[STATED EXERCISE]: Show every line of the records below that contains the word "Networking".

[RECORDS FOR THIS EXERCISE]:
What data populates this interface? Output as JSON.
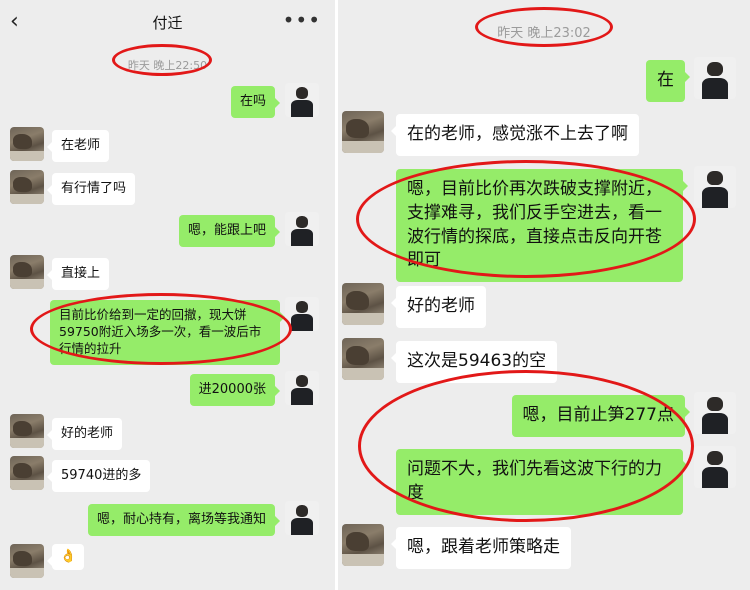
{
  "left_screen": {
    "header": {
      "back_icon": "chevron-left-icon",
      "title": "付迁",
      "more_icon": "more-dots-icon"
    },
    "timestamp": "昨天 晚上22:50",
    "messages": [
      {
        "from": "self",
        "text": "在吗"
      },
      {
        "from": "other",
        "text": "在老师"
      },
      {
        "from": "other",
        "text": "有行情了吗"
      },
      {
        "from": "self",
        "text": "嗯，能跟上吧"
      },
      {
        "from": "other",
        "text": "直接上"
      },
      {
        "from": "self",
        "text": "目前比价给到一定的回撤，现大饼59750附近入场多一次，看一波后市行情的拉升"
      },
      {
        "from": "self",
        "text": "进20000张"
      },
      {
        "from": "other",
        "text": "好的老师"
      },
      {
        "from": "other",
        "text": "59740进的多"
      },
      {
        "from": "self",
        "text": "嗯，耐心持有，离场等我通知"
      },
      {
        "from": "other",
        "text": "👌"
      }
    ]
  },
  "right_screen": {
    "timestamp": "昨天 晚上23:02",
    "messages": [
      {
        "from": "self",
        "text": "在"
      },
      {
        "from": "other",
        "text": "在的老师，感觉涨不上去了啊"
      },
      {
        "from": "self",
        "text": "嗯，目前比价再次跌破支撑附近，支撑难寻，我们反手空进去，看一波行情的探底，直接点击反向开苍即可"
      },
      {
        "from": "other",
        "text": "好的老师"
      },
      {
        "from": "other",
        "text": "这次是59463的空"
      },
      {
        "from": "self",
        "text": "嗯，目前止笋277点"
      },
      {
        "from": "self",
        "text": "问题不大，我们先看这波下行的力度"
      },
      {
        "from": "other",
        "text": "嗯，跟着老师策略走"
      }
    ]
  },
  "colors": {
    "out_bubble": "#95ec69",
    "in_bubble": "#ffffff",
    "background": "#ededed",
    "annotation_ring": "#e21818",
    "timestamp": "#9b9b9b"
  }
}
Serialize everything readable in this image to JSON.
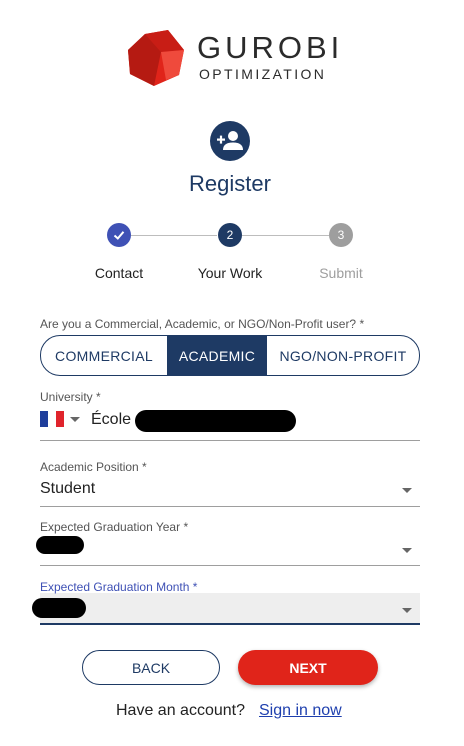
{
  "brand": {
    "name": "GUROBI",
    "sub": "OPTIMIZATION",
    "logo_icon": "gurobi-cube-icon"
  },
  "header": {
    "icon": "person-add-icon",
    "title": "Register"
  },
  "stepper": {
    "steps": [
      {
        "label": "Contact",
        "number": "",
        "status": "done"
      },
      {
        "label": "Your Work",
        "number": "2",
        "status": "active"
      },
      {
        "label": "Submit",
        "number": "3",
        "status": "pending"
      }
    ]
  },
  "user_type": {
    "question": "Are you a Commercial, Academic, or NGO/Non-Profit user? *",
    "options": [
      "COMMERCIAL",
      "ACADEMIC",
      "NGO/NON-PROFIT"
    ],
    "selected": "ACADEMIC"
  },
  "fields": {
    "university": {
      "label": "University *",
      "value": "École",
      "flag": "France"
    },
    "position": {
      "label": "Academic Position *",
      "value": "Student"
    },
    "grad_year": {
      "label": "Expected Graduation Year *",
      "value": ""
    },
    "grad_month": {
      "label": "Expected Graduation Month *",
      "value": ""
    }
  },
  "actions": {
    "back": "BACK",
    "next": "NEXT"
  },
  "footer": {
    "prompt": "Have an account?",
    "link": "Sign in now"
  },
  "colors": {
    "navy": "#1e3a64",
    "red": "#e0241a",
    "step_done": "#3f51b5",
    "step_pending": "#9e9e9e"
  }
}
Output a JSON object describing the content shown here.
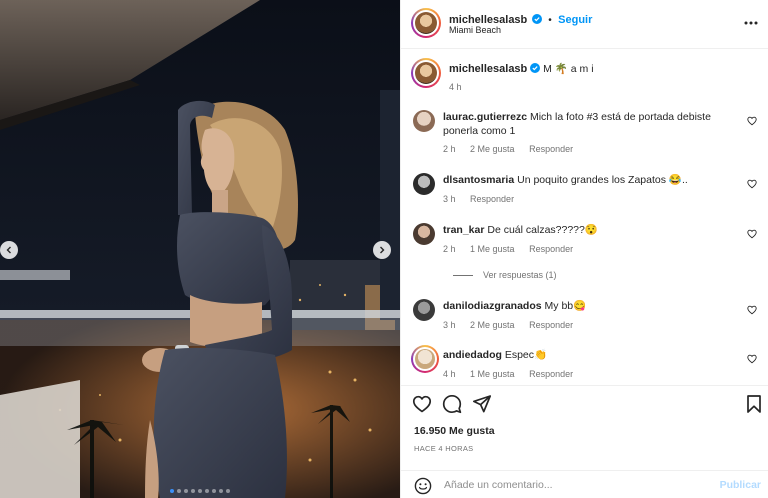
{
  "post": {
    "author": "michellesalasb",
    "follow_label": "Seguir",
    "separator": "•",
    "location": "Miami Beach",
    "caption": "M 🌴 a m i",
    "caption_time": "4 h",
    "likes": "16.950 Me gusta",
    "time_ago": "HACE 4 HORAS",
    "carousel": {
      "total": 9,
      "active": 1
    }
  },
  "comments": [
    {
      "user": "laurac.gutierrezc",
      "text": "Mich la foto #3 está de portada debiste ponerla como 1",
      "time": "2 h",
      "likes": "2 Me gusta",
      "reply": "Responder"
    },
    {
      "user": "dlsantosmaria",
      "text": "Un poquito grandes los Zapatos 😂..",
      "time": "3 h",
      "likes": "",
      "reply": "Responder"
    },
    {
      "user": "tran_kar",
      "text": "De cuál calzas?????😯",
      "time": "2 h",
      "likes": "1 Me gusta",
      "reply": "Responder",
      "view_replies": "Ver respuestas (1)"
    },
    {
      "user": "danilodiazgranados",
      "text": "My bb😋",
      "time": "3 h",
      "likes": "2 Me gusta",
      "reply": "Responder"
    },
    {
      "user": "andiedadog",
      "text": "Espec👏",
      "time": "4 h",
      "likes": "1 Me gusta",
      "reply": "Responder"
    }
  ],
  "composer": {
    "placeholder": "Añade un comentario...",
    "publish_label": "Publicar"
  },
  "colors": {
    "link_blue": "#0095f6",
    "publish_disabled": "#b3dbff",
    "muted": "#737373"
  }
}
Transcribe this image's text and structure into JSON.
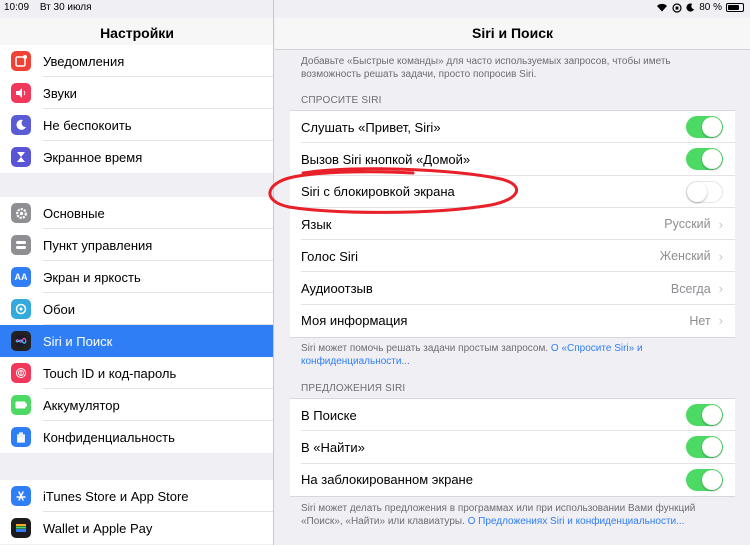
{
  "status": {
    "time": "10:09",
    "date": "Вт 30 июля",
    "battery": "80 %"
  },
  "left": {
    "title": "Настройки",
    "group1": [
      {
        "label": "Уведомления",
        "icon": "notifications-icon",
        "color": "#f04137"
      },
      {
        "label": "Звуки",
        "icon": "sounds-icon",
        "color": "#f2385a"
      },
      {
        "label": "Не беспокоить",
        "icon": "moon-icon",
        "color": "#5b5bd6"
      },
      {
        "label": "Экранное время",
        "icon": "hourglass-icon",
        "color": "#5a55d6"
      }
    ],
    "group2": [
      {
        "label": "Основные",
        "icon": "gear-icon",
        "color": "#8e8e93"
      },
      {
        "label": "Пункт управления",
        "icon": "control-center-icon",
        "color": "#8e8e93"
      },
      {
        "label": "Экран и яркость",
        "icon": "display-icon",
        "color": "#2f7ef6",
        "glyph": "AA"
      },
      {
        "label": "Обои",
        "icon": "wallpaper-icon",
        "color": "#34aadc"
      },
      {
        "label": "Siri и Поиск",
        "icon": "siri-icon",
        "color": "#222",
        "selected": true
      },
      {
        "label": "Touch ID и код-пароль",
        "icon": "fingerprint-icon",
        "color": "#f2385a"
      },
      {
        "label": "Аккумулятор",
        "icon": "battery-icon",
        "color": "#4cd964"
      },
      {
        "label": "Конфиденциальность",
        "icon": "hand-icon",
        "color": "#2f7ef6"
      }
    ],
    "group3": [
      {
        "label": "iTunes Store и App Store",
        "icon": "app-store-icon",
        "color": "#2f7ef6"
      },
      {
        "label": "Wallet и Apple Pay",
        "icon": "wallet-icon",
        "color": "#1c1c1e"
      }
    ]
  },
  "right": {
    "title": "Siri и Поиск",
    "top_note": "Добавьте «Быстрые команды» для часто используемых запросов, чтобы иметь возможность решать задачи, просто попросив Siri.",
    "section1_title": "СПРОСИТЕ SIRI",
    "section1_rows": [
      {
        "label": "Слушать «Привет, Siri»",
        "toggle": "on"
      },
      {
        "label": "Вызов Siri кнопкой «Домой»",
        "toggle": "on"
      },
      {
        "label": "Siri с блокировкой экрана",
        "toggle": "off"
      },
      {
        "label": "Язык",
        "value": "Русский"
      },
      {
        "label": "Голос Siri",
        "value": "Женский"
      },
      {
        "label": "Аудиоотзыв",
        "value": "Всегда"
      },
      {
        "label": "Моя информация",
        "value": "Нет"
      }
    ],
    "section1_note": "Siri может помочь решать задачи простым запросом.",
    "section1_note_link": "О «Спросите Siri» и конфиденциальности...",
    "section2_title": "ПРЕДЛОЖЕНИЯ SIRI",
    "section2_rows": [
      {
        "label": "В Поиске",
        "toggle": "on"
      },
      {
        "label": "В «Найти»",
        "toggle": "on"
      },
      {
        "label": "На заблокированном экране",
        "toggle": "on"
      }
    ],
    "section2_note": "Siri может делать предложения в программах или при использовании Вами функций «Поиск», «Найти» или клавиатуры.",
    "section2_note_link": "О Предложениях Siri и конфиденциальности...",
    "chevron": "›"
  },
  "colors": {
    "accent": "#2f7ef6",
    "toggle_on": "#4cd964",
    "annotation": "#e8202a"
  }
}
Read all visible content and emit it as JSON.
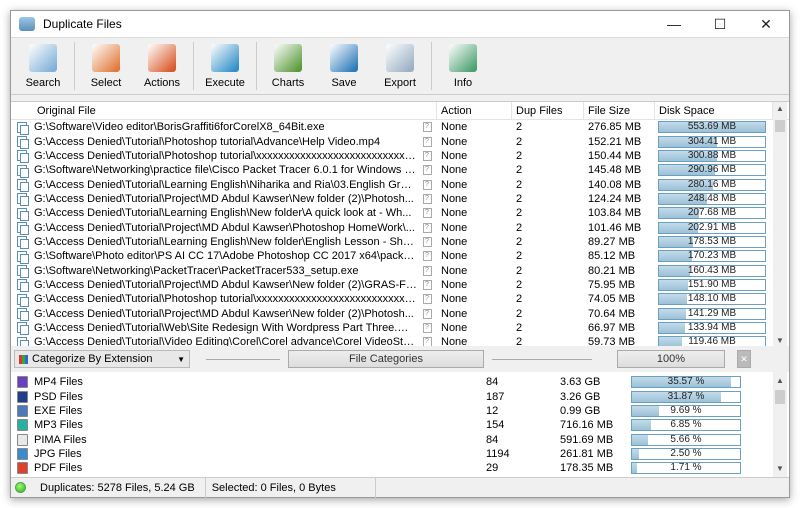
{
  "window": {
    "title": "Duplicate Files",
    "minimize": "—",
    "maximize": "☐",
    "close": "✕"
  },
  "toolbar": [
    {
      "label": "Search",
      "icon": "search-icon",
      "color": "#7fb0d8"
    },
    {
      "label": "Select",
      "icon": "select-icon",
      "color": "#e07a3a"
    },
    {
      "label": "Actions",
      "icon": "actions-icon",
      "color": "#d85a2a"
    },
    {
      "label": "Execute",
      "icon": "play-icon",
      "color": "#2f8fc9"
    },
    {
      "label": "Charts",
      "icon": "pie-chart-icon",
      "color": "#5a9a3a"
    },
    {
      "label": "Save",
      "icon": "floppy-icon",
      "color": "#2c7ab8"
    },
    {
      "label": "Export",
      "icon": "table-icon",
      "color": "#9ab0c4"
    },
    {
      "label": "Info",
      "icon": "info-panel-icon",
      "color": "#4aa070"
    }
  ],
  "columns": {
    "original": "Original File",
    "action": "Action",
    "dup": "Dup Files",
    "size": "File Size",
    "disk": "Disk Space"
  },
  "files": [
    {
      "path": "G:\\Software\\Video editor\\BorisGraffiti6forCorelX8_64Bit.exe",
      "action": "None",
      "dup": "2",
      "size": "276.85 MB",
      "disk": "553.69 MB",
      "diskValue": 553.69
    },
    {
      "path": "G:\\Access Denied\\Tutorial\\Photoshop tutorial\\Advance\\Help Video.mp4",
      "action": "None",
      "dup": "2",
      "size": "152.21 MB",
      "disk": "304.41 MB",
      "diskValue": 304.41
    },
    {
      "path": "G:\\Access Denied\\Tutorial\\Photoshop tutorial\\xxxxxxxxxxxxxxxxxxxxxxxxxxxxx\\T...",
      "action": "None",
      "dup": "2",
      "size": "150.44 MB",
      "disk": "300.88 MB",
      "diskValue": 300.88
    },
    {
      "path": "G:\\Software\\Networking\\practice file\\Cisco Packet Tracer 6.0.1 for Windows (...",
      "action": "None",
      "dup": "2",
      "size": "145.48 MB",
      "disk": "290.96 MB",
      "diskValue": 290.96
    },
    {
      "path": "G:\\Access Denied\\Tutorial\\Learning English\\Niharika and Ria\\03.English Gram...",
      "action": "None",
      "dup": "2",
      "size": "140.08 MB",
      "disk": "280.16 MB",
      "diskValue": 280.16
    },
    {
      "path": "G:\\Access Denied\\Tutorial\\Project\\MD Abdul Kawser\\New folder (2)\\Photosh...",
      "action": "None",
      "dup": "2",
      "size": "124.24 MB",
      "disk": "248.48 MB",
      "diskValue": 248.48
    },
    {
      "path": "G:\\Access Denied\\Tutorial\\Learning English\\New folder\\A quick look at - Wh...",
      "action": "None",
      "dup": "2",
      "size": "103.84 MB",
      "disk": "207.68 MB",
      "diskValue": 207.68
    },
    {
      "path": "G:\\Access Denied\\Tutorial\\Project\\MD Abdul Kawser\\Photoshop HomeWork\\...",
      "action": "None",
      "dup": "2",
      "size": "101.46 MB",
      "disk": "202.91 MB",
      "diskValue": 202.91
    },
    {
      "path": "G:\\Access Denied\\Tutorial\\Learning English\\New folder\\English Lesson - Sho...",
      "action": "None",
      "dup": "2",
      "size": "89.27 MB",
      "disk": "178.53 MB",
      "diskValue": 178.53
    },
    {
      "path": "G:\\Software\\Photo editor\\PS AI CC 17\\Adobe Photoshop CC 2017 x64\\packag...",
      "action": "None",
      "dup": "2",
      "size": "85.12 MB",
      "disk": "170.23 MB",
      "diskValue": 170.23
    },
    {
      "path": "G:\\Software\\Networking\\PacketTracer\\PacketTracer533_setup.exe",
      "action": "None",
      "dup": "2",
      "size": "80.21 MB",
      "disk": "160.43 MB",
      "diskValue": 160.43
    },
    {
      "path": "G:\\Access Denied\\Tutorial\\Project\\MD Abdul Kawser\\New folder (2)\\GRAS-FE...",
      "action": "None",
      "dup": "2",
      "size": "75.95 MB",
      "disk": "151.90 MB",
      "diskValue": 151.9
    },
    {
      "path": "G:\\Access Denied\\Tutorial\\Photoshop tutorial\\xxxxxxxxxxxxxxxxxxxxxxxxxxxxx\\T...",
      "action": "None",
      "dup": "2",
      "size": "74.05 MB",
      "disk": "148.10 MB",
      "diskValue": 148.1
    },
    {
      "path": "G:\\Access Denied\\Tutorial\\Project\\MD Abdul Kawser\\New folder (2)\\Photosh...",
      "action": "None",
      "dup": "2",
      "size": "70.64 MB",
      "disk": "141.29 MB",
      "diskValue": 141.29
    },
    {
      "path": "G:\\Access Denied\\Tutorial\\Web\\Site Redesign With Wordpress Part Three.mp4",
      "action": "None",
      "dup": "2",
      "size": "66.97 MB",
      "disk": "133.94 MB",
      "diskValue": 133.94
    },
    {
      "path": "G:\\Access Denied\\Tutorial\\Video Editing\\Corel\\Corel advance\\Corel VideoStu...",
      "action": "None",
      "dup": "2",
      "size": "59.73 MB",
      "disk": "119.46 MB",
      "diskValue": 119.46
    }
  ],
  "categorize": {
    "selected": "Categorize By Extension",
    "file_categories": "File Categories",
    "zoom": "100%"
  },
  "categories": [
    {
      "name": "MP4 Files",
      "count": "84",
      "size": "3.63 GB",
      "percent": "35.57 %",
      "value": 35.57,
      "color": "#6a3fc0"
    },
    {
      "name": "PSD Files",
      "count": "187",
      "size": "3.26 GB",
      "percent": "31.87 %",
      "value": 31.87,
      "color": "#1f3f8a"
    },
    {
      "name": "EXE Files",
      "count": "12",
      "size": "0.99 GB",
      "percent": "9.69 %",
      "value": 9.69,
      "color": "#4a7ab8"
    },
    {
      "name": "MP3 Files",
      "count": "154",
      "size": "716.16 MB",
      "percent": "6.85 %",
      "value": 6.85,
      "color": "#2ab0a0"
    },
    {
      "name": "PIMA Files",
      "count": "84",
      "size": "591.69 MB",
      "percent": "5.66 %",
      "value": 5.66,
      "color": "#e8e8e8"
    },
    {
      "name": "JPG Files",
      "count": "1194",
      "size": "261.81 MB",
      "percent": "2.50 %",
      "value": 2.5,
      "color": "#3a8ad0"
    },
    {
      "name": "PDF Files",
      "count": "29",
      "size": "178.35 MB",
      "percent": "1.71 %",
      "value": 1.71,
      "color": "#e0402a"
    }
  ],
  "status": {
    "duplicates": "Duplicates: 5278 Files, 5.24 GB",
    "selected": "Selected: 0 Files, 0 Bytes"
  }
}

[OUTPUT OF THE TASK]:
      "path": "G:\\Software\\Networking\\practice file\\Cisco Packet Tracer 6.0.1 for Windows (...",
      "path": "G:\\Software\\Networking\\PacketTracer\\PacketTracer533_setup.exe",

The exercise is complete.